EXERCISE BRIEF:
Without including any images, reproduce each entry exactly.

:: AVAILABLE RECORDS ::

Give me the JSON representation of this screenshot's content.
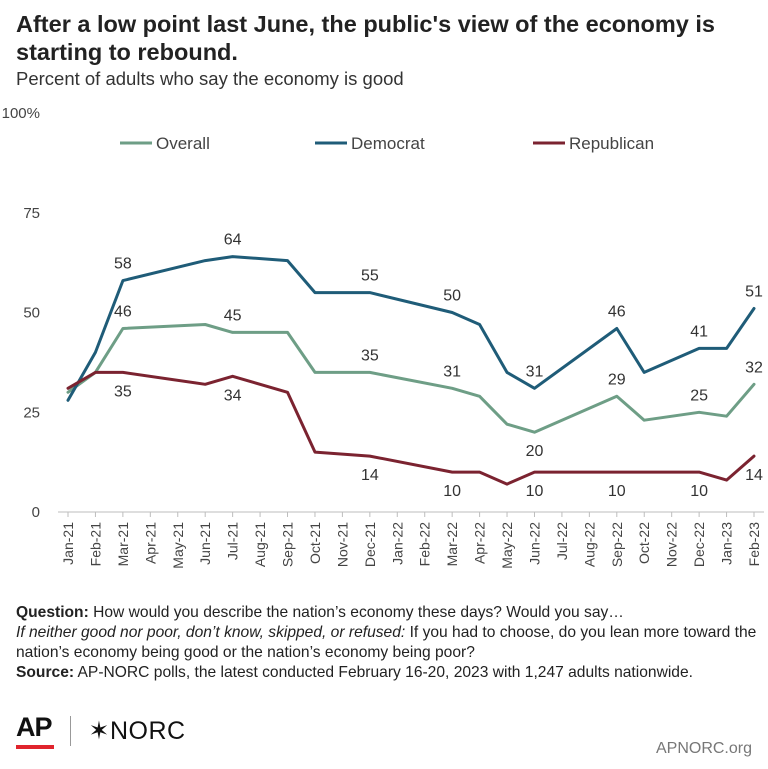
{
  "header": {
    "title": "After a low point last June, the public's view of the economy is starting to rebound.",
    "subtitle": "Percent of adults who say the economy is good"
  },
  "chart_data": {
    "type": "line",
    "title": "After a low point last June, the public's view of the economy is starting to rebound.",
    "subtitle": "Percent of adults who say the economy is good",
    "xlabel": "",
    "ylabel": "",
    "ylim": [
      0,
      100
    ],
    "yticks": [
      0,
      25,
      50,
      75,
      100
    ],
    "ytick_labels": [
      "0",
      "25",
      "50",
      "75",
      "100%"
    ],
    "grid": false,
    "legend_position": "top",
    "categories": [
      "Jan-21",
      "Feb-21",
      "Mar-21",
      "Apr-21",
      "May-21",
      "Jun-21",
      "Jul-21",
      "Aug-21",
      "Sep-21",
      "Oct-21",
      "Nov-21",
      "Dec-21",
      "Jan-22",
      "Feb-22",
      "Mar-22",
      "Apr-22",
      "May-22",
      "Jun-22",
      "Jul-22",
      "Aug-22",
      "Sep-22",
      "Oct-22",
      "Nov-22",
      "Dec-22",
      "Jan-23",
      "Feb-23"
    ],
    "series": [
      {
        "name": "Overall",
        "color": "#6e9e86",
        "x": [
          0,
          1,
          2,
          5,
          6,
          8,
          9,
          11,
          14,
          15,
          16,
          17,
          20,
          21,
          23,
          24,
          25
        ],
        "values": [
          30,
          35,
          46,
          47,
          45,
          45,
          35,
          35,
          31,
          29,
          22,
          20,
          29,
          23,
          25,
          24,
          32
        ],
        "labels": [
          {
            "i": 2,
            "text": "46",
            "pos": "above"
          },
          {
            "i": 4,
            "text": "45",
            "pos": "above"
          },
          {
            "i": 7,
            "text": "35",
            "pos": "above"
          },
          {
            "i": 8,
            "text": "31",
            "pos": "above"
          },
          {
            "i": 11,
            "text": "20",
            "pos": "below"
          },
          {
            "i": 12,
            "text": "29",
            "pos": "above"
          },
          {
            "i": 14,
            "text": "25",
            "pos": "above"
          },
          {
            "i": 16,
            "text": "32",
            "pos": "above"
          }
        ]
      },
      {
        "name": "Democrat",
        "color": "#1f5c78",
        "x": [
          0,
          1,
          2,
          5,
          6,
          8,
          9,
          11,
          14,
          15,
          16,
          17,
          20,
          21,
          23,
          24,
          25
        ],
        "values": [
          28,
          40,
          58,
          63,
          64,
          63,
          55,
          55,
          50,
          47,
          35,
          31,
          46,
          35,
          41,
          41,
          51
        ],
        "labels": [
          {
            "i": 2,
            "text": "58",
            "pos": "above"
          },
          {
            "i": 4,
            "text": "64",
            "pos": "above"
          },
          {
            "i": 7,
            "text": "55",
            "pos": "above"
          },
          {
            "i": 8,
            "text": "50",
            "pos": "above"
          },
          {
            "i": 11,
            "text": "31",
            "pos": "above"
          },
          {
            "i": 12,
            "text": "46",
            "pos": "above"
          },
          {
            "i": 14,
            "text": "41",
            "pos": "above"
          },
          {
            "i": 16,
            "text": "51",
            "pos": "above"
          }
        ]
      },
      {
        "name": "Republican",
        "color": "#7b2330",
        "x": [
          0,
          1,
          2,
          5,
          6,
          8,
          9,
          11,
          14,
          15,
          16,
          17,
          20,
          21,
          23,
          24,
          25
        ],
        "values": [
          31,
          35,
          35,
          32,
          34,
          30,
          15,
          14,
          10,
          10,
          7,
          10,
          10,
          10,
          10,
          8,
          14
        ],
        "labels": [
          {
            "i": 2,
            "text": "35",
            "pos": "below"
          },
          {
            "i": 4,
            "text": "34",
            "pos": "below"
          },
          {
            "i": 7,
            "text": "14",
            "pos": "below"
          },
          {
            "i": 8,
            "text": "10",
            "pos": "below"
          },
          {
            "i": 11,
            "text": "10",
            "pos": "below"
          },
          {
            "i": 12,
            "text": "10",
            "pos": "below"
          },
          {
            "i": 14,
            "text": "10",
            "pos": "below"
          },
          {
            "i": 16,
            "text": "14",
            "pos": "below"
          }
        ]
      }
    ]
  },
  "notes": {
    "question_label": "Question:",
    "question_text": " How would you describe the nation’s economy these days? Would you say…",
    "followup_label": "If neither good nor poor, don’t know, skipped, or refused:",
    "followup_text": " If you had to choose, do you lean more toward the nation’s economy being good or the nation’s economy being poor?",
    "source_label": "Source:",
    "source_text": " AP-NORC polls, the latest conducted February 16-20, 2023 with 1,247 adults nationwide."
  },
  "footer": {
    "ap_logo": "AP",
    "norc_logo": "✶NORC",
    "url": "APNORC.org"
  },
  "colors": {
    "overall": "#6e9e86",
    "democrat": "#1f5c78",
    "republican": "#7b2330",
    "ap_red": "#e0242d"
  }
}
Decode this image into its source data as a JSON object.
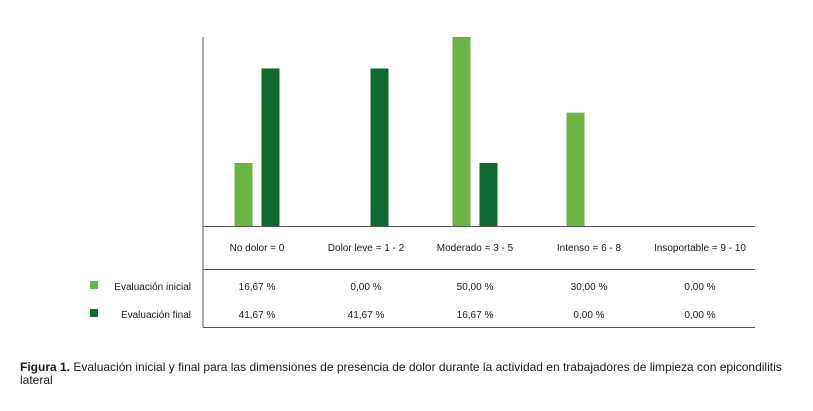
{
  "chart_data": {
    "type": "bar",
    "categories": [
      "No dolor = 0",
      "Dolor leve = 1 - 2",
      "Moderado = 3 - 5",
      "Intenso = 6 - 8",
      "Insoportable = 9 - 10"
    ],
    "series": [
      {
        "name": "Evaluación inicial",
        "values": [
          16.67,
          0.0,
          50.0,
          30.0,
          0.0
        ],
        "labels": [
          "16,67 %",
          "0,00 %",
          "50,00 %",
          "30,00 %",
          "0,00 %"
        ],
        "color": "#6ab344"
      },
      {
        "name": "Evaluación final",
        "values": [
          41.67,
          41.67,
          16.67,
          0.0,
          0.0
        ],
        "labels": [
          "41,67 %",
          "41,67 %",
          "16,67 %",
          "0,00 %",
          "0,00 %"
        ],
        "color": "#0e6a2e"
      }
    ],
    "ylim": [
      0,
      50
    ],
    "legend_position": "left-of-table"
  },
  "caption": {
    "label": "Figura 1.",
    "text": " Evaluación inicial y final para las dimensiones de presencia de dolor durante la actividad en trabajadores de limpieza con epicondilitis lateral"
  }
}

:::

ANSWER TO THIS TASK:
Give me the JSON representation of this screenshot's content.
{
  "header": {
    "title": "After a low point last June, the public's view of the economy is starting to rebound.",
    "subtitle": "Percent of adults who say the economy is good"
  },
  "chart_data": {
    "type": "line",
    "title": "After a low point last June, the public's view of the economy is starting to rebound.",
    "subtitle": "Percent of adults who say the economy is good",
    "xlabel": "",
    "ylabel": "",
    "ylim": [
      0,
      100
    ],
    "yticks": [
      0,
      25,
      50,
      75,
      100
    ],
    "ytick_labels": [
      "0",
      "25",
      "50",
      "75",
      "100%"
    ],
    "grid": false,
    "legend_position": "top",
    "categories": [
      "Jan-21",
      "Feb-21",
      "Mar-21",
      "Apr-21",
      "May-21",
      "Jun-21",
      "Jul-21",
      "Aug-21",
      "Sep-21",
      "Oct-21",
      "Nov-21",
      "Dec-21",
      "Jan-22",
      "Feb-22",
      "Mar-22",
      "Apr-22",
      "May-22",
      "Jun-22",
      "Jul-22",
      "Aug-22",
      "Sep-22",
      "Oct-22",
      "Nov-22",
      "Dec-22",
      "Jan-23",
      "Feb-23"
    ],
    "series": [
      {
        "name": "Overall",
        "color": "#6e9e86",
        "x": [
          0,
          1,
          2,
          5,
          6,
          8,
          9,
          11,
          14,
          15,
          16,
          17,
          20,
          21,
          23,
          24,
          25
        ],
        "values": [
          30,
          35,
          46,
          47,
          45,
          45,
          35,
          35,
          31,
          29,
          22,
          20,
          29,
          23,
          25,
          24,
          32
        ],
        "labels": [
          {
            "i": 2,
            "text": "46",
            "pos": "above"
          },
          {
            "i": 4,
            "text": "45",
            "pos": "above"
          },
          {
            "i": 7,
            "text": "35",
            "pos": "above"
          },
          {
            "i": 8,
            "text": "31",
            "pos": "above"
          },
          {
            "i": 11,
            "text": "20",
            "pos": "below"
          },
          {
            "i": 12,
            "text": "29",
            "pos": "above"
          },
          {
            "i": 14,
            "text": "25",
            "pos": "above"
          },
          {
            "i": 16,
            "text": "32",
            "pos": "above"
          }
        ]
      },
      {
        "name": "Democrat",
        "color": "#1f5c78",
        "x": [
          0,
          1,
          2,
          5,
          6,
          8,
          9,
          11,
          14,
          15,
          16,
          17,
          20,
          21,
          23,
          24,
          25
        ],
        "values": [
          28,
          40,
          58,
          63,
          64,
          63,
          55,
          55,
          50,
          47,
          35,
          31,
          46,
          35,
          41,
          41,
          51
        ],
        "labels": [
          {
            "i": 2,
            "text": "58",
            "pos": "above"
          },
          {
            "i": 4,
            "text": "64",
            "pos": "above"
          },
          {
            "i": 7,
            "text": "55",
            "pos": "above"
          },
          {
            "i": 8,
            "text": "50",
            "pos": "above"
          },
          {
            "i": 11,
            "text": "31",
            "pos": "above"
          },
          {
            "i": 12,
            "text": "46",
            "pos": "above"
          },
          {
            "i": 14,
            "text": "41",
            "pos": "above"
          },
          {
            "i": 16,
            "text": "51",
            "pos": "above"
          }
        ]
      },
      {
        "name": "Republican",
        "color": "#7b2330",
        "x": [
          0,
          1,
          2,
          5,
          6,
          8,
          9,
          11,
          14,
          15,
          16,
          17,
          20,
          21,
          23,
          24,
          25
        ],
        "values": [
          31,
          35,
          35,
          32,
          34,
          30,
          15,
          14,
          10,
          10,
          7,
          10,
          10,
          10,
          10,
          8,
          14
        ],
        "labels": [
          {
            "i": 2,
            "text": "35",
            "pos": "below"
          },
          {
            "i": 4,
            "text": "34",
            "pos": "below"
          },
          {
            "i": 7,
            "text": "14",
            "pos": "below"
          },
          {
            "i": 8,
            "text": "10",
            "pos": "below"
          },
          {
            "i": 11,
            "text": "10",
            "pos": "below"
          },
          {
            "i": 12,
            "text": "10",
            "pos": "below"
          },
          {
            "i": 14,
            "text": "10",
            "pos": "below"
          },
          {
            "i": 16,
            "text": "14",
            "pos": "below"
          }
        ]
      }
    ]
  },
  "notes": {
    "question_label": "Question:",
    "question_text": " How would you describe the nation’s economy these days? Would you say…",
    "followup_label": "If neither good nor poor, don’t know, skipped, or refused:",
    "followup_text": " If you had to choose, do you lean more toward the nation’s economy being good or the nation’s economy being poor?",
    "source_label": "Source:",
    "source_text": " AP-NORC polls, the latest conducted February 16-20, 2023 with 1,247 adults nationwide."
  },
  "footer": {
    "ap_logo": "AP",
    "norc_logo": "✶NORC",
    "url": "APNORC.org"
  },
  "colors": {
    "overall": "#6e9e86",
    "democrat": "#1f5c78",
    "republican": "#7b2330",
    "ap_red": "#e0242d"
  }
}
Decode this image into its source data as a JSON object.
{
  "chart_data": {
    "type": "bar",
    "categories": [
      "No dolor = 0",
      "Dolor leve = 1 - 2",
      "Moderado = 3 - 5",
      "Intenso = 6 - 8",
      "Insoportable = 9 - 10"
    ],
    "series": [
      {
        "name": "Evaluación inicial",
        "values": [
          16.67,
          0.0,
          50.0,
          30.0,
          0.0
        ],
        "labels": [
          "16,67 %",
          "0,00 %",
          "50,00 %",
          "30,00 %",
          "0,00 %"
        ],
        "color": "#6ab344"
      },
      {
        "name": "Evaluación final",
        "values": [
          41.67,
          41.67,
          16.67,
          0.0,
          0.0
        ],
        "labels": [
          "41,67 %",
          "41,67 %",
          "16,67 %",
          "0,00 %",
          "0,00 %"
        ],
        "color": "#0e6a2e"
      }
    ],
    "ylim": [
      0,
      50
    ],
    "legend_position": "left-of-table"
  },
  "caption": {
    "label": "Figura 1.",
    "text": " Evaluación inicial y final para las dimensiones de presencia de dolor durante la actividad en trabajadores de limpieza con epicondilitis lateral"
  }
}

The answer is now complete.